**AVAILABLE DATA:**
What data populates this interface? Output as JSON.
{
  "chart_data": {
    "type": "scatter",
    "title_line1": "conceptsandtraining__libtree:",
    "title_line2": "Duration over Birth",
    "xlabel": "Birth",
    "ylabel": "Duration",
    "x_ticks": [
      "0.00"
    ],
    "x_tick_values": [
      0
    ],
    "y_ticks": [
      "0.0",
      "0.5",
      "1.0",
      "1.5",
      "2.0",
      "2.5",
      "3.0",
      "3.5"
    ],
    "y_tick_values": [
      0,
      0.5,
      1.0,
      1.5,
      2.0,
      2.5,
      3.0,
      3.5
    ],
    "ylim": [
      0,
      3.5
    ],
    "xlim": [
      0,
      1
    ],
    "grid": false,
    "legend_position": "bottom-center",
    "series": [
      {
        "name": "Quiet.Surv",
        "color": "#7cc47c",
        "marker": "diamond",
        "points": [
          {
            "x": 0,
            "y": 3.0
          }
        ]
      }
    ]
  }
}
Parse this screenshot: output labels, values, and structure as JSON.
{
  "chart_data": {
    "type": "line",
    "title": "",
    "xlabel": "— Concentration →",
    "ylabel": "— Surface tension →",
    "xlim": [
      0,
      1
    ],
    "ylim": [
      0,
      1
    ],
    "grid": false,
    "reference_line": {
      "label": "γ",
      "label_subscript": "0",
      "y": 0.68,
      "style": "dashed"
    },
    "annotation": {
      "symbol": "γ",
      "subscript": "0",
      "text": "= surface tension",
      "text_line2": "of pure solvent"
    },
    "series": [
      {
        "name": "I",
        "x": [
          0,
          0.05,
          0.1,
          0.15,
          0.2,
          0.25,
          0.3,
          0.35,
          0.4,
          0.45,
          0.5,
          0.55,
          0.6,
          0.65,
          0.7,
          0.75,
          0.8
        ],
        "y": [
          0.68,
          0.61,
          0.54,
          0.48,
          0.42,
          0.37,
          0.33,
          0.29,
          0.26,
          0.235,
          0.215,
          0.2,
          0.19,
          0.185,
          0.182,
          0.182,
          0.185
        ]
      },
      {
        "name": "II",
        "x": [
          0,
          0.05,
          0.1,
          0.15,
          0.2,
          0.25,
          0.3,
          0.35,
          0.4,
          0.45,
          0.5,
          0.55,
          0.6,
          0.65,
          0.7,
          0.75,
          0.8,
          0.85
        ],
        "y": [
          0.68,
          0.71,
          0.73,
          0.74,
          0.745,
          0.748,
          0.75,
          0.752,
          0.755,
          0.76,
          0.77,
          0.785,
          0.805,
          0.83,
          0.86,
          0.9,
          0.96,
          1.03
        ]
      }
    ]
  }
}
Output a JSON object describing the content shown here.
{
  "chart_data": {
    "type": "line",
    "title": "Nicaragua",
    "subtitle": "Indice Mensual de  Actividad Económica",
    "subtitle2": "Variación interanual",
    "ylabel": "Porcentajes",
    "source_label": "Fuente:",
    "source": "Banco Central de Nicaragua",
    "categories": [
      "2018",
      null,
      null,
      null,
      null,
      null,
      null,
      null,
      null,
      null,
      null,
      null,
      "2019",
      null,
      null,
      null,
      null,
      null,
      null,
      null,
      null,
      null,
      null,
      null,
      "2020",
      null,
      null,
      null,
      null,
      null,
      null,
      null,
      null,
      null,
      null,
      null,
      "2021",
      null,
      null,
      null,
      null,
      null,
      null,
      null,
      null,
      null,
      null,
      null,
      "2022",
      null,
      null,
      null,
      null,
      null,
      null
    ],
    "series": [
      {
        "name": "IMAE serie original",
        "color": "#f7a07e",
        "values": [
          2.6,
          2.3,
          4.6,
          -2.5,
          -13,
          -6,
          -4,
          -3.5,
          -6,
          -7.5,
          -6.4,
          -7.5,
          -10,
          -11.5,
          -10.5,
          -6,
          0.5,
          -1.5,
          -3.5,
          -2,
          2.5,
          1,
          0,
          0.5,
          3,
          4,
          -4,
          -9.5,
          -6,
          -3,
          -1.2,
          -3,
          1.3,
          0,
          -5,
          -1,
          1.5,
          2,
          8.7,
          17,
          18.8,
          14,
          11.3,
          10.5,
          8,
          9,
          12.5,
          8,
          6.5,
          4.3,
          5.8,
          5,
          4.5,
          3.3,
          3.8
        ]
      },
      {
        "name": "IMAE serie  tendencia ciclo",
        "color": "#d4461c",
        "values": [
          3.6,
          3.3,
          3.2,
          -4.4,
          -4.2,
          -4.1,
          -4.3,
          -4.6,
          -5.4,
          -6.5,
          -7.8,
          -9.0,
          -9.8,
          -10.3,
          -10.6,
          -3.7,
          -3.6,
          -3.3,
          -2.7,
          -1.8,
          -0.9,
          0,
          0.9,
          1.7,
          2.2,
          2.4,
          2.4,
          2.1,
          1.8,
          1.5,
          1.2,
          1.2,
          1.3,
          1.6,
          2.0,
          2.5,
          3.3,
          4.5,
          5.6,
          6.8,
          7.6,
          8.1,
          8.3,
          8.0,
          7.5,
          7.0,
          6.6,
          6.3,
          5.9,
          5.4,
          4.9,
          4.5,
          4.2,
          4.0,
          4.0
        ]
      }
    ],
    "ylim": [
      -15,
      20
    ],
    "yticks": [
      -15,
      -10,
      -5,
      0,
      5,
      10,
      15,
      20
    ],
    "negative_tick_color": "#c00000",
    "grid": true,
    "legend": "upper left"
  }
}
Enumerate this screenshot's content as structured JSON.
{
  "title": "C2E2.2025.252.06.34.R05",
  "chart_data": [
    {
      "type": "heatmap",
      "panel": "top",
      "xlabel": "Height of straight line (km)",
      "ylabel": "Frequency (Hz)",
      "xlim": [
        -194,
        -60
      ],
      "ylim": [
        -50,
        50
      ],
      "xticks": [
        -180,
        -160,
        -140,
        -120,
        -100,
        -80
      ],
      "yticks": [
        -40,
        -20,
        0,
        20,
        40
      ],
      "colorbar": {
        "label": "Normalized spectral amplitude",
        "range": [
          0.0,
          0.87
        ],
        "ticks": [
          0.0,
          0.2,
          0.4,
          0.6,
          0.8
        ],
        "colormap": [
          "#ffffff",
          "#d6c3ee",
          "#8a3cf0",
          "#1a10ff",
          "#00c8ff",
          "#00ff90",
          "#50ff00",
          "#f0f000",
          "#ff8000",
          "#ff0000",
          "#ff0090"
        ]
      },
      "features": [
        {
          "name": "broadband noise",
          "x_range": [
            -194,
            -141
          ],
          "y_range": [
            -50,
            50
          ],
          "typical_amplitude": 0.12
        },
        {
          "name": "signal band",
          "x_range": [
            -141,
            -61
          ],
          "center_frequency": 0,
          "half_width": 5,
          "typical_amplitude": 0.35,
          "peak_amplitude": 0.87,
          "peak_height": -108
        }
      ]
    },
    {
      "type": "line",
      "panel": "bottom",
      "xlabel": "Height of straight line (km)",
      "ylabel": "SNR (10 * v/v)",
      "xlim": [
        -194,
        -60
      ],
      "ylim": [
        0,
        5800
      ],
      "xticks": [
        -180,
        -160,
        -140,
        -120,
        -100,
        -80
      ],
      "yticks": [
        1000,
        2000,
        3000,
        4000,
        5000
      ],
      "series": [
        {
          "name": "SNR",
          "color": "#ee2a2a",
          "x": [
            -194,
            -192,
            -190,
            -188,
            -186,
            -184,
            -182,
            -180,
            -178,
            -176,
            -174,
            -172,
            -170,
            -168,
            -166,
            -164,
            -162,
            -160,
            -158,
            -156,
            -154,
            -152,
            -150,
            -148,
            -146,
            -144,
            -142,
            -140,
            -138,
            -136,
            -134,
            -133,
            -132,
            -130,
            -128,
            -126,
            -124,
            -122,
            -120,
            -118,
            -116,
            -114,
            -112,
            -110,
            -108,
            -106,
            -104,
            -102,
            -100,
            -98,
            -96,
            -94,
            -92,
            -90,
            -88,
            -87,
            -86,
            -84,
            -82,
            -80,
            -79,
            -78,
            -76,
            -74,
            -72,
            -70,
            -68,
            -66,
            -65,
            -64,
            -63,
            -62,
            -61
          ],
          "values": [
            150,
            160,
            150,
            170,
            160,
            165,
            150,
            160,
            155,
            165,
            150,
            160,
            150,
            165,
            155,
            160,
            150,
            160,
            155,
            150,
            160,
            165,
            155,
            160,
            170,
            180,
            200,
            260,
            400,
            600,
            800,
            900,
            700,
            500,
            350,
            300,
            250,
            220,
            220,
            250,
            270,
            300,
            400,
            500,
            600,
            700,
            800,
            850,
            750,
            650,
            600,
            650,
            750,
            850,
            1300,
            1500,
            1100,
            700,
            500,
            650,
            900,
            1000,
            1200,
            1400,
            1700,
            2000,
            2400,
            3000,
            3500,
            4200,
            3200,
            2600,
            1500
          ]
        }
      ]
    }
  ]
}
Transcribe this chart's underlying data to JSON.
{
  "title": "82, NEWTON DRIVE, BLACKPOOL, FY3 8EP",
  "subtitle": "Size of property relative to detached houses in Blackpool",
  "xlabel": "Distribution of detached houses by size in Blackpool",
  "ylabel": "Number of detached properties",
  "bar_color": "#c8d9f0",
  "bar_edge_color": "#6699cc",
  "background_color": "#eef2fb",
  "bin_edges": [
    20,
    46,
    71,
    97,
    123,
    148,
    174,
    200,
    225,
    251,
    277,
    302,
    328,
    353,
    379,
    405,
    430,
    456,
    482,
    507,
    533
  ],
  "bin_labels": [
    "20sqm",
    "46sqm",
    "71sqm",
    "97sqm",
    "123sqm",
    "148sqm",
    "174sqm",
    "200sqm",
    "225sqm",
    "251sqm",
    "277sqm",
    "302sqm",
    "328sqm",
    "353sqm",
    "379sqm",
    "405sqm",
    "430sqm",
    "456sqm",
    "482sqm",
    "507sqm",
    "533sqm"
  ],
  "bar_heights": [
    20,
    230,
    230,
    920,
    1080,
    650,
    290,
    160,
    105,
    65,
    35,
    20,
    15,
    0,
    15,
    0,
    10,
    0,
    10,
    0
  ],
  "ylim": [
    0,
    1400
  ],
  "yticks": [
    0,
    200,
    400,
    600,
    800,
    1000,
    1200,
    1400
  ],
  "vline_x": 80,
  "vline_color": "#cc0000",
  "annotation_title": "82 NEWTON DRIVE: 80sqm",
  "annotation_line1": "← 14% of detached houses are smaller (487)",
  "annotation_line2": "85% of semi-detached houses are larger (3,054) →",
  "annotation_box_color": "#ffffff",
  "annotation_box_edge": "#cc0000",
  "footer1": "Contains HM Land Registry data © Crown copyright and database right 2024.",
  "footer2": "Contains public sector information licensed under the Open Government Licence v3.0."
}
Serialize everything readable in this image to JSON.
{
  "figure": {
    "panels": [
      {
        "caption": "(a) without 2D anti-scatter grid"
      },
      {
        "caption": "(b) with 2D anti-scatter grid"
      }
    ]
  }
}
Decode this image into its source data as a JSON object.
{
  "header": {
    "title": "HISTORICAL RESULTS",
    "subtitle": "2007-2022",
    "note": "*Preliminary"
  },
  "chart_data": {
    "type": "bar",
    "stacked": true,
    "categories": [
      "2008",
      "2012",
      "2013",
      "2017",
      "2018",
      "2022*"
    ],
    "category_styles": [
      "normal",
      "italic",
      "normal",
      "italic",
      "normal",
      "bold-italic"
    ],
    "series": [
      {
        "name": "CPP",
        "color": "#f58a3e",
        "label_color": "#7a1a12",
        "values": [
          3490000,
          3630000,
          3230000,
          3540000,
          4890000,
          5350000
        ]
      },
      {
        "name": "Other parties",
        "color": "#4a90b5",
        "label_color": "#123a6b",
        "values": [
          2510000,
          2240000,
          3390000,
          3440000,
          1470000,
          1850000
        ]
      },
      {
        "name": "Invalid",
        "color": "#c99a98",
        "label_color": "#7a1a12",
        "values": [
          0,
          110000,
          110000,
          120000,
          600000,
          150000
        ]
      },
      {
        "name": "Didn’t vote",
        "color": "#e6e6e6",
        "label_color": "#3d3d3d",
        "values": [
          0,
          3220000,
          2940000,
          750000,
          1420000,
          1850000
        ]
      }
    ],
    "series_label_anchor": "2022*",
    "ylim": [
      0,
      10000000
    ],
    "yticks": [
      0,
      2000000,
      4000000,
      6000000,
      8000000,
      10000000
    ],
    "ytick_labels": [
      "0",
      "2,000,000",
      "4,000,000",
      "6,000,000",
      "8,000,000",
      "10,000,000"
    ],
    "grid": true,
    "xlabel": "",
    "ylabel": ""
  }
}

**STATED PROBLEM:** Each line that has the word "detached" should be copied.

**WORKED SOLUTION:**
  "subtitle": "Size of property relative to detached houses in Blackpool",
  "xlabel": "Distribution of detached houses by size in Blackpool",
  "ylabel": "Number of detached properties",
  "annotation_line1": "← 14% of detached houses are smaller (487)",
  "annotation_line2": "85% of semi-detached houses are larger (3,054) →",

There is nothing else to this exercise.